What you are asked to do: Reproduce the records below in full and word for word, excluding pictures.

--- Start Data to use ---

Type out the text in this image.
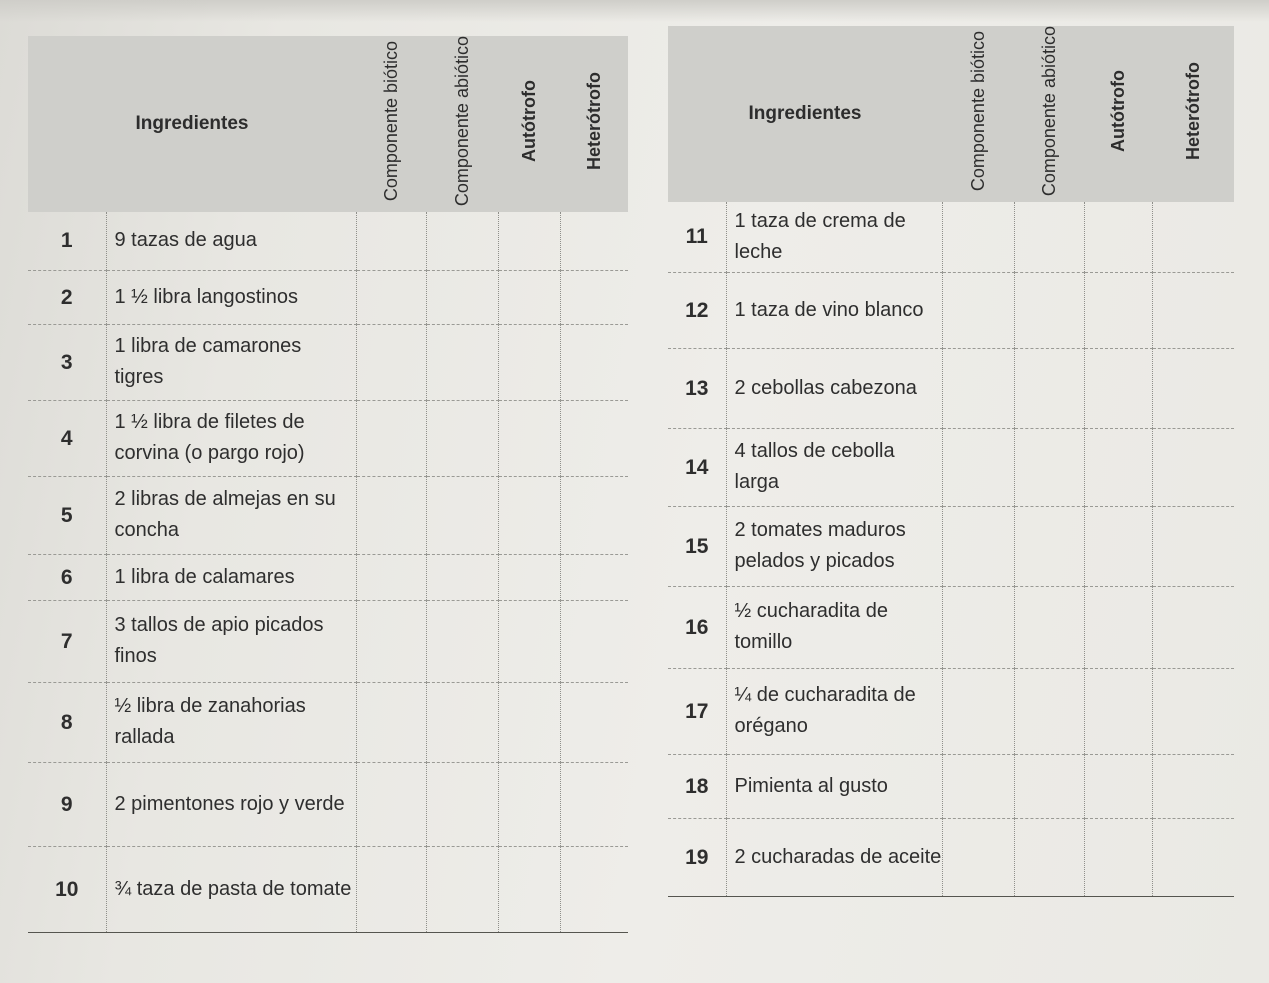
Ingredientes		Componente biótico	Componente abiótico	Autótrofo	Heterótrofo
1	9 tazas de agua				
2	1 ½ libra langostinos				
3	1 libra de camarones tigres				
4	1 ½ libra de filetes de corvina (o pargo rojo)				
5	2 libras de almejas en su concha				
6	1 libra de calamares				
7	3 tallos de apio picados finos				
8	½ libra de zanahorias rallada				
9	2 pimentones rojo y verde				
10	¾ taza de pasta de tomate				
Ingredientes		Componente biótico	Componente abiótico	Autótrofo	Heterótrofo
11	1 taza de crema de leche				
12	1 taza de vino blanco				
13	2 cebollas cabezona				
14	4 tallos de cebolla larga				
15	2 tomates maduros pelados y picados				
16	½ cucharadita de tomillo				
17	¼ de cucharadita de orégano				
18	Pimienta al gusto				
19	2 cucharadas de aceite				
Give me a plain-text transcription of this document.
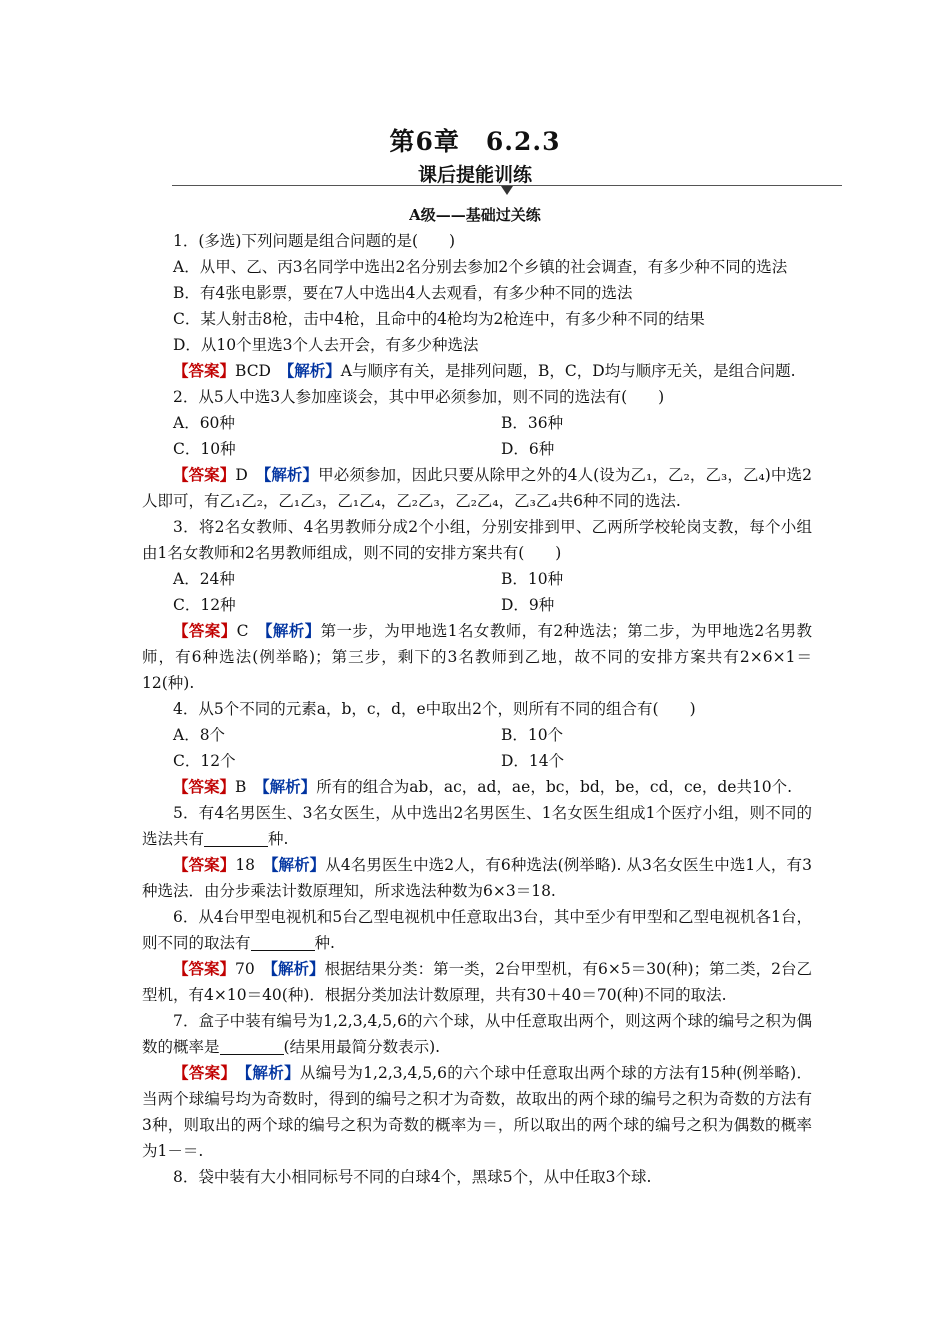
第6章　6.2.3
课后提能训练
A级——基础过关练

1．(多选)下列问题是组合问题的是(　　)

A．从甲、乙、丙3名同学中选出2名分别去参加2个乡镇的社会调查，有多少种不同的选法

B．有4张电影票，要在7人中选出4人去观看，有多少种不同的选法

C．某人射击8枪，击中4枪，且命中的4枪均为2枪连中，有多少种不同的结果

D．从10个里选3个人去开会，有多少种选法

【答案】BCD　 【解析】A与顺序有关，是排列问题，B，C，D均与顺序无关，是组合问题.

2．从5人中选3人参加座谈会，其中甲必须参加，则不同的选法有(　　)

A．60种	B．36种
C．10种	D．6种

【答案】D　 【解析】甲必须参加，因此只要从除甲之外的4人(设为乙₁，乙₂，乙₃，乙₄)中选2人即可，有乙₁乙₂，乙₁乙₃，乙₁乙₄，乙₂乙₃，乙₂乙₄，乙₃乙₄共6种不同的选法.

3．将2名女教师、4名男教师分成2个小组，分别安排到甲、乙两所学校轮岗支教，每个小组由1名女教师和2名男教师组成，则不同的安排方案共有(　　)

A．24种	B．10种
C．12种	D．9种

【答案】C　 【解析】第一步，为甲地选1名女教师，有2种选法；第二步，为甲地选2名男教师，有6种选法(例举略)；第三步，剩下的3名教师到乙地，故不同的安排方案共有2×6×1＝12(种).

4．从5个不同的元素a，b，c，d，e中取出2个，则所有不同的组合有(　　)

A．8个	B．10个
C．12个	D．14个

【答案】B　 【解析】所有的组合为ab，ac，ad，ae，bc，bd，be，cd，ce，de共10个.

5．有4名男医生、3名女医生，从中选出2名男医生、1名女医生组成1个医疗小组，则不同的选法共有	种.

【答案】18　 【解析】从4名男医生中选2人，有6种选法(例举略). 从3名女医生中选1人，有3种选法．由分步乘法计数原理知，所求选法种数为6×3＝18.

6．从4台甲型电视机和5台乙型电视机中任意取出3台，其中至少有甲型和乙型电视机各1台，则不同的取法有	种.

【答案】70　 【解析】根据结果分类：第一类，2台甲型机，有6×5＝30(种)；第二类，2台乙型机，有4×10＝40(种)．根据分类加法计数原理，共有30＋40＝70(种)不同的取法.

7．盒子中装有编号为1,2,3,4,5,6的六个球，从中任意取出两个，则这两个球的编号之积为偶数的概率是	(结果用最简分数表示).

【答案】　 【解析】从编号为1,2,3,4,5,6的六个球中任意取出两个球的方法有15种(例举略)．当两个球编号均为奇数时，得到的编号之积才为奇数，故取出的两个球的编号之积为奇数的方法有3种，则取出的两个球的编号之积为奇数的概率为＝，所以取出的两个球的编号之积为偶数的概率为1－＝.

8．袋中装有大小相同标号不同的白球4个，黑球5个，从中任取3个球.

--- End Data to use ---

Task answer:
Type out the text in this image.
Ingredientes		Componente biótico	Componente abiótico	Autótrofo	Heterótrofo
1	9 tazas de agua				
2	1 ½ libra langostinos				
3	1 libra de camarones tigres				
4	1 ½ libra de filetes de corvina (o pargo rojo)				
5	2 libras de almejas en su concha				
6	1 libra de calamares				
7	3 tallos de apio picados finos				
8	½ libra de zanahorias rallada				
9	2 pimentones rojo y verde				
10	¾ taza de pasta de tomate				
Ingredientes		Componente biótico	Componente abiótico	Autótrofo	Heterótrofo
11	1 taza de crema de leche				
12	1 taza de vino blanco				
13	2 cebollas cabezona				
14	4 tallos de cebolla larga				
15	2 tomates maduros pelados y picados				
16	½ cucharadita de tomillo				
17	¼ de cucharadita de orégano				
18	Pimienta al gusto				
19	2 cucharadas de aceite				
Give me a plain-text transcription of this document.
第6章　6.2.3
课后提能训练
A级——基础过关练

1．(多选)下列问题是组合问题的是(　　)

A．从甲、乙、丙3名同学中选出2名分别去参加2个乡镇的社会调查，有多少种不同的选法

B．有4张电影票，要在7人中选出4人去观看，有多少种不同的选法

C．某人射击8枪，击中4枪，且命中的4枪均为2枪连中，有多少种不同的结果

D．从10个里选3个人去开会，有多少种选法

【答案】BCD　 【解析】A与顺序有关，是排列问题，B，C，D均与顺序无关，是组合问题.

2．从5人中选3人参加座谈会，其中甲必须参加，则不同的选法有(　　)

A．60种	B．36种
C．10种	D．6种

【答案】D　 【解析】甲必须参加，因此只要从除甲之外的4人(设为乙₁，乙₂，乙₃，乙₄)中选2人即可，有乙₁乙₂，乙₁乙₃，乙₁乙₄，乙₂乙₃，乙₂乙₄，乙₃乙₄共6种不同的选法.

3．将2名女教师、4名男教师分成2个小组，分别安排到甲、乙两所学校轮岗支教，每个小组由1名女教师和2名男教师组成，则不同的安排方案共有(　　)

A．24种	B．10种
C．12种	D．9种

【答案】C　 【解析】第一步，为甲地选1名女教师，有2种选法；第二步，为甲地选2名男教师，有6种选法(例举略)；第三步，剩下的3名教师到乙地，故不同的安排方案共有2×6×1＝12(种).

4．从5个不同的元素a，b，c，d，e中取出2个，则所有不同的组合有(　　)

A．8个	B．10个
C．12个	D．14个

【答案】B　 【解析】所有的组合为ab，ac，ad，ae，bc，bd，be，cd，ce，de共10个.

5．有4名男医生、3名女医生，从中选出2名男医生、1名女医生组成1个医疗小组，则不同的选法共有	种.

【答案】18　 【解析】从4名男医生中选2人，有6种选法(例举略). 从3名女医生中选1人，有3种选法．由分步乘法计数原理知，所求选法种数为6×3＝18.

6．从4台甲型电视机和5台乙型电视机中任意取出3台，其中至少有甲型和乙型电视机各1台，则不同的取法有	种.

【答案】70　 【解析】根据结果分类：第一类，2台甲型机，有6×5＝30(种)；第二类，2台乙型机，有4×10＝40(种)．根据分类加法计数原理，共有30＋40＝70(种)不同的取法.

7．盒子中装有编号为1,2,3,4,5,6的六个球，从中任意取出两个，则这两个球的编号之积为偶数的概率是	(结果用最简分数表示).

【答案】　 【解析】从编号为1,2,3,4,5,6的六个球中任意取出两个球的方法有15种(例举略)．当两个球编号均为奇数时，得到的编号之积才为奇数，故取出的两个球的编号之积为奇数的方法有3种，则取出的两个球的编号之积为奇数的概率为＝，所以取出的两个球的编号之积为偶数的概率为1－＝.

8．袋中装有大小相同标号不同的白球4个，黑球5个，从中任取3个球.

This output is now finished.